-- Start Input records --
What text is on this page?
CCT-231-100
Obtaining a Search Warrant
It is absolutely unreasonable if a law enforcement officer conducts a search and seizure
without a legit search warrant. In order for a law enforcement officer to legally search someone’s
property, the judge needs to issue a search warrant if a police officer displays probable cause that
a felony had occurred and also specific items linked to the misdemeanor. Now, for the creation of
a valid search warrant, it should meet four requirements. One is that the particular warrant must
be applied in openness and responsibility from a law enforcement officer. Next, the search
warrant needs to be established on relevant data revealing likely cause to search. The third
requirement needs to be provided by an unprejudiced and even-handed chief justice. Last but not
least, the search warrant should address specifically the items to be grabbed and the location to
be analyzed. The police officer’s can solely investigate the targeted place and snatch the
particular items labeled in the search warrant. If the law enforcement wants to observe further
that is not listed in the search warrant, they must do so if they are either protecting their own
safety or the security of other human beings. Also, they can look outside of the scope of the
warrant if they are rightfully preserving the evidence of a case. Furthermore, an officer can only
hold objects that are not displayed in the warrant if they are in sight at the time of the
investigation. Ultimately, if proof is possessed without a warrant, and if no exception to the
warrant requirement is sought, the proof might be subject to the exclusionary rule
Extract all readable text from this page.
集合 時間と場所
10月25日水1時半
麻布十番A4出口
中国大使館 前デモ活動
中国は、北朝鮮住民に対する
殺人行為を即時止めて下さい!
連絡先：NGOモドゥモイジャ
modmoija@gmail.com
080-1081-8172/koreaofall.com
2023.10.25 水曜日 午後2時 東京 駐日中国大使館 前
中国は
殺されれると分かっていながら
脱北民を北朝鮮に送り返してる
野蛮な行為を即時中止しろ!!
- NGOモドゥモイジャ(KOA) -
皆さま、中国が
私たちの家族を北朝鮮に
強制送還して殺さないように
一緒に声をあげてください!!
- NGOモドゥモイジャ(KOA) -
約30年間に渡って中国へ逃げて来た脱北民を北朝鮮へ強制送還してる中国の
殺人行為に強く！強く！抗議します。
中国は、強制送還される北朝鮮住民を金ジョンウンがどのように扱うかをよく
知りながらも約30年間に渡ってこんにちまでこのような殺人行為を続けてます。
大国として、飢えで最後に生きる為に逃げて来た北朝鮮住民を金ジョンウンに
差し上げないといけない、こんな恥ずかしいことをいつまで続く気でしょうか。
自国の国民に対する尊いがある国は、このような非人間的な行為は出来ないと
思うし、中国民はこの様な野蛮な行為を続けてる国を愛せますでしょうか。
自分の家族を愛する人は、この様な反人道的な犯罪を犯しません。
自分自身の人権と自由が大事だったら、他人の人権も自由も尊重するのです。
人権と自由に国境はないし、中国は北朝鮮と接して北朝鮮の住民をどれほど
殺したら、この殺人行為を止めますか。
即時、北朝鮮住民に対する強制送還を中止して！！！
-- End Input records --
-- Start Input records --
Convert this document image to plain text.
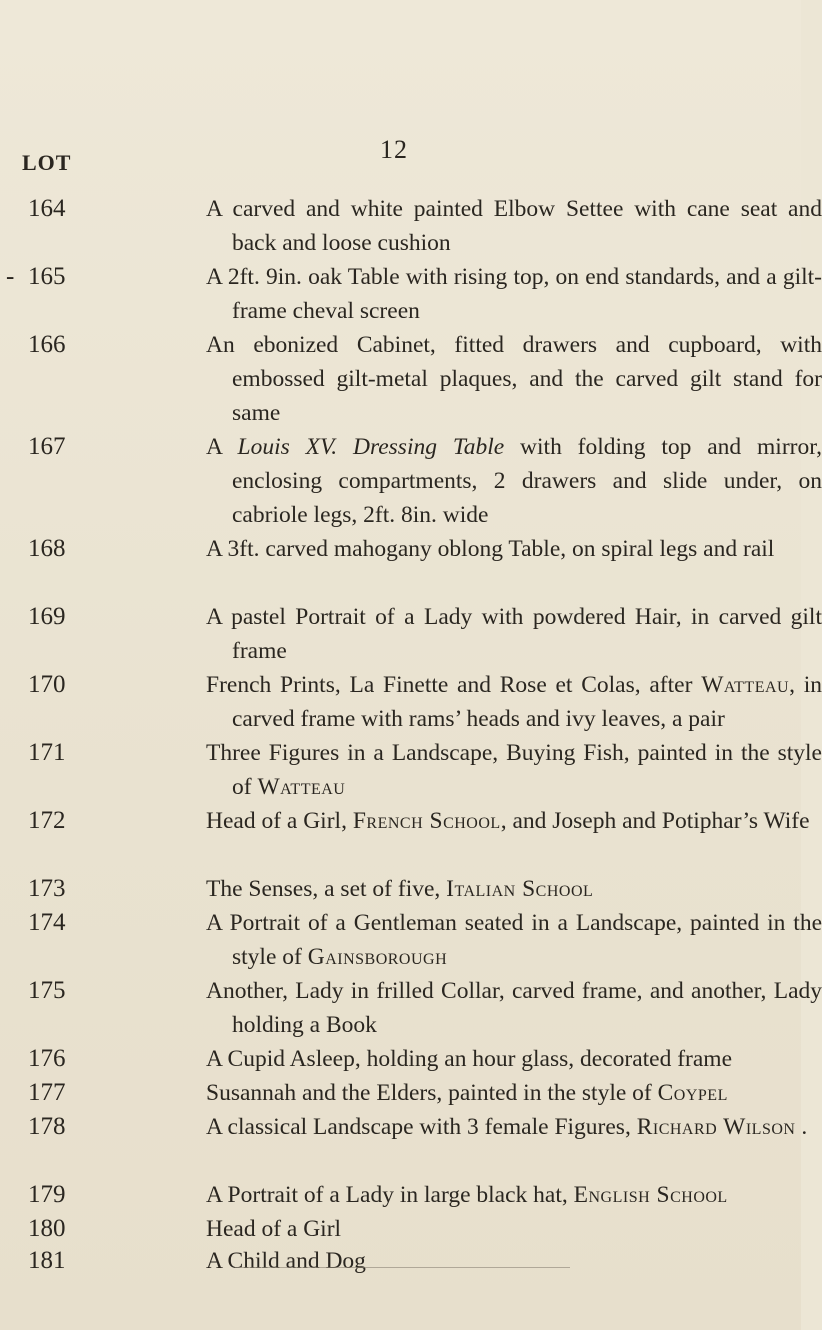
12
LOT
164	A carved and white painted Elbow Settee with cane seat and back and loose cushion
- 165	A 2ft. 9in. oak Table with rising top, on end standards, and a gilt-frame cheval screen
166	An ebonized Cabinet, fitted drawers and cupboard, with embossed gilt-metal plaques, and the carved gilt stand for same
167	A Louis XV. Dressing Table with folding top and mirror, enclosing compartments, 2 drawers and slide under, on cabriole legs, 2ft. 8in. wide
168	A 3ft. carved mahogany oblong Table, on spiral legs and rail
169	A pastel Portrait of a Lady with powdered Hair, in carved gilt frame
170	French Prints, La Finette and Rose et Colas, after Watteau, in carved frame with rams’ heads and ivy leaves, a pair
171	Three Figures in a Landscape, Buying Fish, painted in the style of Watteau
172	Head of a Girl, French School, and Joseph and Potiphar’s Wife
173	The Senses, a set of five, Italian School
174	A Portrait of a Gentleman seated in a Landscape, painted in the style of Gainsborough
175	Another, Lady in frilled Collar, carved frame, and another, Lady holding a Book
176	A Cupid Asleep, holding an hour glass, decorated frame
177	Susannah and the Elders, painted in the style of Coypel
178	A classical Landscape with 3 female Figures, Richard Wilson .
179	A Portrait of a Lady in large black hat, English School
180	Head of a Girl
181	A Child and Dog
-- End Input records --
Exercise objective: Select every line where the word "should" occurs.

Result for this task:
a valid search warrant, it should meet four requirements. One is that the particular warrant must
least, the search warrant should address specifically the items to be grabbed and the location to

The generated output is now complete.